_Direction_.
Check each line of the listing below for the string "Sherlock", and copy the ones that have it.

Dataset items
§

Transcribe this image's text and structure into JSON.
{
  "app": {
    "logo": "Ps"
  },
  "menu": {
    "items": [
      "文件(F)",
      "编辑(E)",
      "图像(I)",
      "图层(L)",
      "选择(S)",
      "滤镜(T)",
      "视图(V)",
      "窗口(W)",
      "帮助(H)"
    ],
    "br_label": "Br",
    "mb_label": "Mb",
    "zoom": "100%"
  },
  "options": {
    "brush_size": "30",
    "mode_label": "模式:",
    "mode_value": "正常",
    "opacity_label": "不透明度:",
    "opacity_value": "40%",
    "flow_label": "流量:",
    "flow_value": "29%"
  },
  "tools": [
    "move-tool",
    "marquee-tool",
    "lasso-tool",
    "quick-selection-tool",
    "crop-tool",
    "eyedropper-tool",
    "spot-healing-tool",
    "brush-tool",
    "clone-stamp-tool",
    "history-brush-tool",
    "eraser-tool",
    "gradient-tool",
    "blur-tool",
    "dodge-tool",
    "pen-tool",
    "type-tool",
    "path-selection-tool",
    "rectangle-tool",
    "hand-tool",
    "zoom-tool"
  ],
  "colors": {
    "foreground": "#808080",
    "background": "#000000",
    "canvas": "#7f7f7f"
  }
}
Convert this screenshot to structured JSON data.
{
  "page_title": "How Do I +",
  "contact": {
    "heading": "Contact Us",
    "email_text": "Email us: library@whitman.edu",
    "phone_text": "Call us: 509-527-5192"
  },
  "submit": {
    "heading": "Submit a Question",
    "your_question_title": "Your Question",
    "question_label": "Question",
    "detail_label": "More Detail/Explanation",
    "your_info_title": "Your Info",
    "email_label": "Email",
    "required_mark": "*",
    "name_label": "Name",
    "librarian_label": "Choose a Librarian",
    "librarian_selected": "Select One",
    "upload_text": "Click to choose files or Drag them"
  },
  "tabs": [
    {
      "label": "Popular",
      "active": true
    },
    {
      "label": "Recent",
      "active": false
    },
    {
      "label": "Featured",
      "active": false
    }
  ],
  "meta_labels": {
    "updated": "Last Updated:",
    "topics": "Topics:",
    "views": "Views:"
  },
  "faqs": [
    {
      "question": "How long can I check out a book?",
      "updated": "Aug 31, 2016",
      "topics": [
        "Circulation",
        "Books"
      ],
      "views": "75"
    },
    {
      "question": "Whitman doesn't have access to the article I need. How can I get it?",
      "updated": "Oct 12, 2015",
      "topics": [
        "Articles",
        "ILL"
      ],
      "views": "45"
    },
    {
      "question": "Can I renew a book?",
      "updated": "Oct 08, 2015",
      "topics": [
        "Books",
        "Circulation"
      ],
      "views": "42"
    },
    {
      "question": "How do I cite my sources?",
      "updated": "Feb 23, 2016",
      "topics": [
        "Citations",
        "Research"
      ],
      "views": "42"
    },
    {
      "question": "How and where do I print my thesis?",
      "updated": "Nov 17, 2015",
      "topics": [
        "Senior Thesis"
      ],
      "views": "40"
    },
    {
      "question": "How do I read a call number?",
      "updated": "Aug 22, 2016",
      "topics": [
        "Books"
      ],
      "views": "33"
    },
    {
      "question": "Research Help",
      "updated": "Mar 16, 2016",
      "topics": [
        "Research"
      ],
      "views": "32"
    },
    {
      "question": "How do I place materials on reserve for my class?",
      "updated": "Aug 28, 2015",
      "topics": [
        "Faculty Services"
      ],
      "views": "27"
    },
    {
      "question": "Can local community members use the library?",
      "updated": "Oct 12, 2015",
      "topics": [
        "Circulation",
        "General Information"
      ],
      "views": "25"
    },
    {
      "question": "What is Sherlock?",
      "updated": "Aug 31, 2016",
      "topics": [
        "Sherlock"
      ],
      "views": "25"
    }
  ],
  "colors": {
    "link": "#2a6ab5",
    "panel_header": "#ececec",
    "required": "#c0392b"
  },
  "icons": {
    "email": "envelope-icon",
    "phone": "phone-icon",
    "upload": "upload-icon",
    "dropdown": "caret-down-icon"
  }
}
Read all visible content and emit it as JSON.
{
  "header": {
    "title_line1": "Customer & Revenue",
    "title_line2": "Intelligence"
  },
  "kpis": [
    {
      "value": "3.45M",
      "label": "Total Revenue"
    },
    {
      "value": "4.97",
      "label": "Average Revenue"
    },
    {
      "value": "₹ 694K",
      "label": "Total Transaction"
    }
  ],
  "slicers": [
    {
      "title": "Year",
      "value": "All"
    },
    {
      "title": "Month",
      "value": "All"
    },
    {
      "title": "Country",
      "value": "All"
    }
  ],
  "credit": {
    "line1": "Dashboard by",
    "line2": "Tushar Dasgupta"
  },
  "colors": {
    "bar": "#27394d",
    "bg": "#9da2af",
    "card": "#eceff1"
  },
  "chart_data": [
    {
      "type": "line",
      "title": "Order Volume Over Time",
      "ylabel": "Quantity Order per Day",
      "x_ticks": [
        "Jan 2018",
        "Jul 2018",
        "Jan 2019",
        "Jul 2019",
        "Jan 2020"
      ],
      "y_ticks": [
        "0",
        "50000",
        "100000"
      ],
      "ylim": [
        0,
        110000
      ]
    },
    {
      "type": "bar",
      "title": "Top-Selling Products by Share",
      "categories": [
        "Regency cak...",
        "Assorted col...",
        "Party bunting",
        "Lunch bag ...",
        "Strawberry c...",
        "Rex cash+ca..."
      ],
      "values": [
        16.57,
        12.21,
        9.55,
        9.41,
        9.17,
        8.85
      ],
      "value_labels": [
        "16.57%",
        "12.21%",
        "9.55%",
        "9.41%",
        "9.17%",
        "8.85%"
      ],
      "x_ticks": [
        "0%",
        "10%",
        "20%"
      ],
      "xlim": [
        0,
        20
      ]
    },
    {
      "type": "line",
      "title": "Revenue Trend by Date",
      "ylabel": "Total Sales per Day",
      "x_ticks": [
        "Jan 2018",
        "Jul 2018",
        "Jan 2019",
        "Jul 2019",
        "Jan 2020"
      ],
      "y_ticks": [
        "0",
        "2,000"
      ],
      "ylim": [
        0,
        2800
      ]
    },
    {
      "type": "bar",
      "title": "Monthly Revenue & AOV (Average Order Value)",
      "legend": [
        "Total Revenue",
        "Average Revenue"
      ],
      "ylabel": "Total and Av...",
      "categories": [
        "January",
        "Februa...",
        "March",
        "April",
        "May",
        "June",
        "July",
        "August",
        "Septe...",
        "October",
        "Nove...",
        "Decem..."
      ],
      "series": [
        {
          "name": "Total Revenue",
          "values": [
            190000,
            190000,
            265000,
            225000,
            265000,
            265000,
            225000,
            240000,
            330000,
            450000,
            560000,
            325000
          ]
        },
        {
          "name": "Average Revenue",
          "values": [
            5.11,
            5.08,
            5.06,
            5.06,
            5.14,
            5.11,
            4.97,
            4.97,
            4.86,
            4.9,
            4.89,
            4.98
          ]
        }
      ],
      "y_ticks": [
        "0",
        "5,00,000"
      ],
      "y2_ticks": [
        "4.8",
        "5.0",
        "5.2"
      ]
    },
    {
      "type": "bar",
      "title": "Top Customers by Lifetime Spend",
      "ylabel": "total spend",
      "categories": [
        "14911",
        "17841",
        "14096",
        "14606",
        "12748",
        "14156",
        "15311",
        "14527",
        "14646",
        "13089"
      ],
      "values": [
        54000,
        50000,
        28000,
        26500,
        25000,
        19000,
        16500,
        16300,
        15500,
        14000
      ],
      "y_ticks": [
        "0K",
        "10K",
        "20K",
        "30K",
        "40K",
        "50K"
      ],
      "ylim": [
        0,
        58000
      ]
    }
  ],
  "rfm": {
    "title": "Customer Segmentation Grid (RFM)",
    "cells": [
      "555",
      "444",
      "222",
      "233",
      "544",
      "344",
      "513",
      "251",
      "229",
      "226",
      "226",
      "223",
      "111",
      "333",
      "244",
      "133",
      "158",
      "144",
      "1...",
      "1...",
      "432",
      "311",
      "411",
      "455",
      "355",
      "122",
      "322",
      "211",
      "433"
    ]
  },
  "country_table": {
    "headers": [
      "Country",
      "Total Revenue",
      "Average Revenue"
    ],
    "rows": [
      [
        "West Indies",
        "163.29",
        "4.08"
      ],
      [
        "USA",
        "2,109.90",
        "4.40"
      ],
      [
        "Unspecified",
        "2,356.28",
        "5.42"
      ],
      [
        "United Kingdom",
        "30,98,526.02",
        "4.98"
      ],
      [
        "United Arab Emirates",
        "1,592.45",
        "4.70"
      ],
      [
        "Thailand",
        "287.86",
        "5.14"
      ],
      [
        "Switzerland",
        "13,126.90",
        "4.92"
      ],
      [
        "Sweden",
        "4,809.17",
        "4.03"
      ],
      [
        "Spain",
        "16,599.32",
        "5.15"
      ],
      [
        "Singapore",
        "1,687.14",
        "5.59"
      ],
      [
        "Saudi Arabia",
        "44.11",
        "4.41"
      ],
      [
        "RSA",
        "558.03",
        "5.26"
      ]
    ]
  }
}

§

_Complete answer_.
      "question": "What is Sherlock?",
        "Sherlock"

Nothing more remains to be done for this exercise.